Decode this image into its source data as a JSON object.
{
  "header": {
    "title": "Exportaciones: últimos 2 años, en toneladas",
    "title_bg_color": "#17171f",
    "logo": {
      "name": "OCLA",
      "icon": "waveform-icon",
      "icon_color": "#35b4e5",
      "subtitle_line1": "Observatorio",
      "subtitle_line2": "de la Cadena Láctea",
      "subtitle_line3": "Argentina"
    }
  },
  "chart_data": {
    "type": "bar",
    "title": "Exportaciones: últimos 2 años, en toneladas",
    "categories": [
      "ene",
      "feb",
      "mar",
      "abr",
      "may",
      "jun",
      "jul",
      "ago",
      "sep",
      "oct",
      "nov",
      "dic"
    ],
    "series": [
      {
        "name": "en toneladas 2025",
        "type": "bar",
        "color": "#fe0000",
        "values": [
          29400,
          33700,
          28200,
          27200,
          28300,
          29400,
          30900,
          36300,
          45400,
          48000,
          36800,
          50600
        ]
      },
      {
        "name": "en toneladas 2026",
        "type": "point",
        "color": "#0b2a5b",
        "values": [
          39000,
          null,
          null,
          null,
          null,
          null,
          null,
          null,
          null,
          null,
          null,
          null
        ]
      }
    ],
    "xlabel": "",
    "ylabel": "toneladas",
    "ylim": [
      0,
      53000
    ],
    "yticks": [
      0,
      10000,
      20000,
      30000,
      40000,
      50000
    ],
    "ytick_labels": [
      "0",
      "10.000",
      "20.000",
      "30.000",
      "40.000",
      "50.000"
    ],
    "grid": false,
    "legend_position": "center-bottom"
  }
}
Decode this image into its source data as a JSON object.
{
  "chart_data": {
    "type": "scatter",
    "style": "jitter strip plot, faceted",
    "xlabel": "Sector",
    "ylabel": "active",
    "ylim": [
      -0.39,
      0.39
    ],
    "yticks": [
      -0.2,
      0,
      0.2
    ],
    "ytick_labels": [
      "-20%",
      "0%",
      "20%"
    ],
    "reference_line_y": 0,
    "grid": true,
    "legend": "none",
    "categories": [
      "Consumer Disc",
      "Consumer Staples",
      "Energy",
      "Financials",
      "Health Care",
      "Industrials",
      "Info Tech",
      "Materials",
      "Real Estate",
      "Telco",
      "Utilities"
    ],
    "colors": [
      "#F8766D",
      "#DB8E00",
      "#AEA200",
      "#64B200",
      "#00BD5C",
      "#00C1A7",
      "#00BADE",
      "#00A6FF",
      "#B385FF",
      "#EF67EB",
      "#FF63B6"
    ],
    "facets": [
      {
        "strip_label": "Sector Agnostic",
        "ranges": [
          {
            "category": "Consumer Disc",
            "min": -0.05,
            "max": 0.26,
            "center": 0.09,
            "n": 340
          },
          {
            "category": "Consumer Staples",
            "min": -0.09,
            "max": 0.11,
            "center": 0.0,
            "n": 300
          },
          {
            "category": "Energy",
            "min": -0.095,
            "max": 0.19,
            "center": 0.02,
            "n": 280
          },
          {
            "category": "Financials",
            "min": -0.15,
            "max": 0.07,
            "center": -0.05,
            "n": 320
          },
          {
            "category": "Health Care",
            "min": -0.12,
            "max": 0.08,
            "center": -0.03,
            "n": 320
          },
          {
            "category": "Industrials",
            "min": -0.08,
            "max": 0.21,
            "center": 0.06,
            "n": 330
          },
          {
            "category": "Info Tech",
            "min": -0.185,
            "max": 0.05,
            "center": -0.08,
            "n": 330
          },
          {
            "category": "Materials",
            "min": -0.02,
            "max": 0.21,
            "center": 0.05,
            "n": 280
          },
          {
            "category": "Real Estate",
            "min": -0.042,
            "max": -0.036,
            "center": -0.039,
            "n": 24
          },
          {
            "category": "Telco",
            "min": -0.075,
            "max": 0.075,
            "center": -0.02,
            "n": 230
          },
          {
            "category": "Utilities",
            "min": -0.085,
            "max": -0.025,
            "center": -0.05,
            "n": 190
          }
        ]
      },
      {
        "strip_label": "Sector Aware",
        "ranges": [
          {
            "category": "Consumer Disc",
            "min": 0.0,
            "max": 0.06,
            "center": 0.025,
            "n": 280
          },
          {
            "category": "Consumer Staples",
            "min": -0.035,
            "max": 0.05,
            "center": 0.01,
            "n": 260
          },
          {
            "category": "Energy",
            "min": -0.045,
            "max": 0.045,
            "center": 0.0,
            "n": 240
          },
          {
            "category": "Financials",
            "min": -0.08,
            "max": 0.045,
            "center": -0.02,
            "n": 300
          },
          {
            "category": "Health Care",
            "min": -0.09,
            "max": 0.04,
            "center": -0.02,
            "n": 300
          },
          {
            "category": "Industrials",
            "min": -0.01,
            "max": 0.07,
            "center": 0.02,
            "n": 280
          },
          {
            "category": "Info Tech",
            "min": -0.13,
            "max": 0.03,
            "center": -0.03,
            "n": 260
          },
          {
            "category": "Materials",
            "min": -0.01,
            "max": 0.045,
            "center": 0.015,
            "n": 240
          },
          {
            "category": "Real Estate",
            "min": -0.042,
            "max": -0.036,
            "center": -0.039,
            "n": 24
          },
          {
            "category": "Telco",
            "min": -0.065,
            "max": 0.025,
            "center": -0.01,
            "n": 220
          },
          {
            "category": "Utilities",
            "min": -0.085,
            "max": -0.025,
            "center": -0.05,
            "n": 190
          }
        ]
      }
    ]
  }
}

--*--

Prompt ▸
Reproduce the listing in full. Keep it exactly as written.

Completed exercise ▸
Decode this image into its source data as a JSON object.
{
  "header": {
    "title": "Exportaciones: últimos 2 años, en toneladas",
    "title_bg_color": "#17171f",
    "logo": {
      "name": "OCLA",
      "icon": "waveform-icon",
      "icon_color": "#35b4e5",
      "subtitle_line1": "Observatorio",
      "subtitle_line2": "de la Cadena Láctea",
      "subtitle_line3": "Argentina"
    }
  },
  "chart_data": {
    "type": "bar",
    "title": "Exportaciones: últimos 2 años, en toneladas",
    "categories": [
      "ene",
      "feb",
      "mar",
      "abr",
      "may",
      "jun",
      "jul",
      "ago",
      "sep",
      "oct",
      "nov",
      "dic"
    ],
    "series": [
      {
        "name": "en toneladas 2025",
        "type": "bar",
        "color": "#fe0000",
        "values": [
          29400,
          33700,
          28200,
          27200,
          28300,
          29400,
          30900,
          36300,
          45400,
          48000,
          36800,
          50600
        ]
      },
      {
        "name": "en toneladas 2026",
        "type": "point",
        "color": "#0b2a5b",
        "values": [
          39000,
          null,
          null,
          null,
          null,
          null,
          null,
          null,
          null,
          null,
          null,
          null
        ]
      }
    ],
    "xlabel": "",
    "ylabel": "toneladas",
    "ylim": [
      0,
      53000
    ],
    "yticks": [
      0,
      10000,
      20000,
      30000,
      40000,
      50000
    ],
    "ytick_labels": [
      "0",
      "10.000",
      "20.000",
      "30.000",
      "40.000",
      "50.000"
    ],
    "grid": false,
    "legend_position": "center-bottom"
  }
}
Decode this image into its source data as a JSON object.
{
  "chart_data": {
    "type": "scatter",
    "style": "jitter strip plot, faceted",
    "xlabel": "Sector",
    "ylabel": "active",
    "ylim": [
      -0.39,
      0.39
    ],
    "yticks": [
      -0.2,
      0,
      0.2
    ],
    "ytick_labels": [
      "-20%",
      "0%",
      "20%"
    ],
    "reference_line_y": 0,
    "grid": true,
    "legend": "none",
    "categories": [
      "Consumer Disc",
      "Consumer Staples",
      "Energy",
      "Financials",
      "Health Care",
      "Industrials",
      "Info Tech",
      "Materials",
      "Real Estate",
      "Telco",
      "Utilities"
    ],
    "colors": [
      "#F8766D",
      "#DB8E00",
      "#AEA200",
      "#64B200",
      "#00BD5C",
      "#00C1A7",
      "#00BADE",
      "#00A6FF",
      "#B385FF",
      "#EF67EB",
      "#FF63B6"
    ],
    "facets": [
      {
        "strip_label": "Sector Agnostic",
        "ranges": [
          {
            "category": "Consumer Disc",
            "min": -0.05,
            "max": 0.26,
            "center": 0.09,
            "n": 340
          },
          {
            "category": "Consumer Staples",
            "min": -0.09,
            "max": 0.11,
            "center": 0.0,
            "n": 300
          },
          {
            "category": "Energy",
            "min": -0.095,
            "max": 0.19,
            "center": 0.02,
            "n": 280
          },
          {
            "category": "Financials",
            "min": -0.15,
            "max": 0.07,
            "center": -0.05,
            "n": 320
          },
          {
            "category": "Health Care",
            "min": -0.12,
            "max": 0.08,
            "center": -0.03,
            "n": 320
          },
          {
            "category": "Industrials",
            "min": -0.08,
            "max": 0.21,
            "center": 0.06,
            "n": 330
          },
          {
            "category": "Info Tech",
            "min": -0.185,
            "max": 0.05,
            "center": -0.08,
            "n": 330
          },
          {
            "category": "Materials",
            "min": -0.02,
            "max": 0.21,
            "center": 0.05,
            "n": 280
          },
          {
            "category": "Real Estate",
            "min": -0.042,
            "max": -0.036,
            "center": -0.039,
            "n": 24
          },
          {
            "category": "Telco",
            "min": -0.075,
            "max": 0.075,
            "center": -0.02,
            "n": 230
          },
          {
            "category": "Utilities",
            "min": -0.085,
            "max": -0.025,
            "center": -0.05,
            "n": 190
          }
        ]
      },
      {
        "strip_label": "Sector Aware",
        "ranges": [
          {
            "category": "Consumer Disc",
            "min": 0.0,
            "max": 0.06,
            "center": 0.025,
            "n": 280
          },
          {
            "category": "Consumer Staples",
            "min": -0.035,
            "max": 0.05,
            "center": 0.01,
            "n": 260
          },
          {
            "category": "Energy",
            "min": -0.045,
            "max": 0.045,
            "center": 0.0,
            "n": 240
          },
          {
            "category": "Financials",
            "min": -0.08,
            "max": 0.045,
            "center": -0.02,
            "n": 300
          },
          {
            "category": "Health Care",
            "min": -0.09,
            "max": 0.04,
            "center": -0.02,
            "n": 300
          },
          {
            "category": "Industrials",
            "min": -0.01,
            "max": 0.07,
            "center": 0.02,
            "n": 280
          },
          {
            "category": "Info Tech",
            "min": -0.13,
            "max": 0.03,
            "center": -0.03,
            "n": 260
          },
          {
            "category": "Materials",
            "min": -0.01,
            "max": 0.045,
            "center": 0.015,
            "n": 240
          },
          {
            "category": "Real Estate",
            "min": -0.042,
            "max": -0.036,
            "center": -0.039,
            "n": 24
          },
          {
            "category": "Telco",
            "min": -0.065,
            "max": 0.025,
            "center": -0.01,
            "n": 220
          },
          {
            "category": "Utilities",
            "min": -0.085,
            "max": -0.025,
            "center": -0.05,
            "n": 190
          }
        ]
      }
    ]
  }
}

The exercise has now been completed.